• **Your objective**:
Find each line with the word "выраженій" in it, then give the total alone.

***

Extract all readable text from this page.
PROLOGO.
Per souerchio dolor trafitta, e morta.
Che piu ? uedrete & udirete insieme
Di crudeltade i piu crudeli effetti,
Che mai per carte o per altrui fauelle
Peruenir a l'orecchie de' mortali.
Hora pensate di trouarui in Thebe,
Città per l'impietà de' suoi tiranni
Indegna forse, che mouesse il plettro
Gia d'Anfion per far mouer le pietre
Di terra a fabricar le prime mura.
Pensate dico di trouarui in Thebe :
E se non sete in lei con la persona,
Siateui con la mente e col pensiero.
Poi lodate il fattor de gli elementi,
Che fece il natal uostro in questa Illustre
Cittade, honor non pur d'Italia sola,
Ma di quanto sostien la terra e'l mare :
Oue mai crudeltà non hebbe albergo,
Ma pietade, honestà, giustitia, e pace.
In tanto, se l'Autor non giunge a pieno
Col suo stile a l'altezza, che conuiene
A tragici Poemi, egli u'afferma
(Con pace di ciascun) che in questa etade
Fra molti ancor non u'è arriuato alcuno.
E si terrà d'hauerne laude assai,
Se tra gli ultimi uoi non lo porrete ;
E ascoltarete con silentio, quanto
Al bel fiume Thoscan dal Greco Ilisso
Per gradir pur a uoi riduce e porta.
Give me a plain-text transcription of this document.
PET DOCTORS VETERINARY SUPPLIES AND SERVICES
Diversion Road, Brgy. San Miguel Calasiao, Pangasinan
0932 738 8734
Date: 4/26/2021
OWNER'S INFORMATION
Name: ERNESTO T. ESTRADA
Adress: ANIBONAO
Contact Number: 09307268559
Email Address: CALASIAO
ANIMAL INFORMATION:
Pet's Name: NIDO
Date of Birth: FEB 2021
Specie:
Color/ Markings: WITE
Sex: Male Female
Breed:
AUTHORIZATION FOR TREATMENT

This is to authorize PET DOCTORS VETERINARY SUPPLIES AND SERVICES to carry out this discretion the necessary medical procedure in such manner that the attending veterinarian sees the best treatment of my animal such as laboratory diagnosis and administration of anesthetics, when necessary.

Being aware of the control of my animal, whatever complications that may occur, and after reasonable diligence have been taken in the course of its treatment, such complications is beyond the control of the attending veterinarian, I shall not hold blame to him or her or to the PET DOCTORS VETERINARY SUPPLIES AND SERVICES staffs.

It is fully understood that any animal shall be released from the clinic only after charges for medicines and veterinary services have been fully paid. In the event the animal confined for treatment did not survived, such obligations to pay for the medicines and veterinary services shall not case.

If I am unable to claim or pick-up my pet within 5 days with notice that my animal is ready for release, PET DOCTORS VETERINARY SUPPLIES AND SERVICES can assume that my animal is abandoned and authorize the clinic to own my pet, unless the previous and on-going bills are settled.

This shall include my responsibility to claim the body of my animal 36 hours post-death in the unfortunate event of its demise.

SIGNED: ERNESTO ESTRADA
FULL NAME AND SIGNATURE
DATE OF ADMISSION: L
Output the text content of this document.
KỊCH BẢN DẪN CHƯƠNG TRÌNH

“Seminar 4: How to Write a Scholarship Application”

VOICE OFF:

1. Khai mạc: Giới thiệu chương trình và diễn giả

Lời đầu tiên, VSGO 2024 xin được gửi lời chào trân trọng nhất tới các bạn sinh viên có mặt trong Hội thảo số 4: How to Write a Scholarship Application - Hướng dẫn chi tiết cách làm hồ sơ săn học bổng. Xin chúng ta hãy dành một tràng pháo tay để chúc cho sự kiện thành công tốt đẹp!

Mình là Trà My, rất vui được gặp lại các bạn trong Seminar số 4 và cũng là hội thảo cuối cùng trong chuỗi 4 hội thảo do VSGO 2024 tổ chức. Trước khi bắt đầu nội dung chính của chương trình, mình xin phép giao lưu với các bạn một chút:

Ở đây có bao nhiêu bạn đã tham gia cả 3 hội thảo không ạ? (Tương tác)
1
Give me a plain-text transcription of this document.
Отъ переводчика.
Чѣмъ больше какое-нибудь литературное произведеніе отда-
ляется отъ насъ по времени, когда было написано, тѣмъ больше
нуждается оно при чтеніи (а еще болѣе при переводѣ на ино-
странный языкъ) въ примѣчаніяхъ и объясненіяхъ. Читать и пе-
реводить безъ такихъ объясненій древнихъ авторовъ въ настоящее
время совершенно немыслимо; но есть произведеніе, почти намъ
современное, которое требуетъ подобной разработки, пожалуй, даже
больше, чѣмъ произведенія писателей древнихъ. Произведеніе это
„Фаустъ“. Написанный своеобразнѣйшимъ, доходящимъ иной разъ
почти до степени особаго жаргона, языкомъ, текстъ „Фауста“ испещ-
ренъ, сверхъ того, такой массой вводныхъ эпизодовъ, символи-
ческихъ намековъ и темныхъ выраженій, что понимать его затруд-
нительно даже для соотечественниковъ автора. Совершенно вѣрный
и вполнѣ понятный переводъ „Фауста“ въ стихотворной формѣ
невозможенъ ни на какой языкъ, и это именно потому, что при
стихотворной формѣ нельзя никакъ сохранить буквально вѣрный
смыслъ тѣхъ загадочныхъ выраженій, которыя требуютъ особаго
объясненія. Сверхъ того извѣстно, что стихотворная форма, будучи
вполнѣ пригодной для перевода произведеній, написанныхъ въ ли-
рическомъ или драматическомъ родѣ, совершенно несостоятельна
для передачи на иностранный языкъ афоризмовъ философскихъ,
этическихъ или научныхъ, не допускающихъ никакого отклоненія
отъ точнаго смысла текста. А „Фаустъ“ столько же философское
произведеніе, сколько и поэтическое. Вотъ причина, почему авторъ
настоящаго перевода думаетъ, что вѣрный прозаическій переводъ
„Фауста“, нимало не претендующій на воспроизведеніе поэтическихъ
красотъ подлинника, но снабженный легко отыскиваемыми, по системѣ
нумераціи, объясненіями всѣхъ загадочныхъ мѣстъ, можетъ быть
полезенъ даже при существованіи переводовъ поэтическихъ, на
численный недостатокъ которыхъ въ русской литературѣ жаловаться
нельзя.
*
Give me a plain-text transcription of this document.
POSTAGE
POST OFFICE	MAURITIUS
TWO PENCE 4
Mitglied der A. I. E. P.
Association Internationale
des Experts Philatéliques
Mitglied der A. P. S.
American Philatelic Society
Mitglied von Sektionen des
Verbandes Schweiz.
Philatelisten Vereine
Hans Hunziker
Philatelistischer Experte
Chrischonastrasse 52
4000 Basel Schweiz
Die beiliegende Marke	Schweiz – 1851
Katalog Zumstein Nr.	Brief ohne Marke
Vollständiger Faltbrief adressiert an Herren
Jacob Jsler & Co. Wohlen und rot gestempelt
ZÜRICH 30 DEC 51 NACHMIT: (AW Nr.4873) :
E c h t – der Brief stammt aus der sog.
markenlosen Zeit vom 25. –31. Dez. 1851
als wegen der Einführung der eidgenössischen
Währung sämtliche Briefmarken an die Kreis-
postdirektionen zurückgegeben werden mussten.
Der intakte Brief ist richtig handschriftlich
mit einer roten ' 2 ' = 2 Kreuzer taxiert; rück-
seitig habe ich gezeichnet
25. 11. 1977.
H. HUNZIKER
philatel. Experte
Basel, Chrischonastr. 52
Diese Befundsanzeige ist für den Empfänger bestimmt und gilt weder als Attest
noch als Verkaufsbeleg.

***

• **Written reply**:
2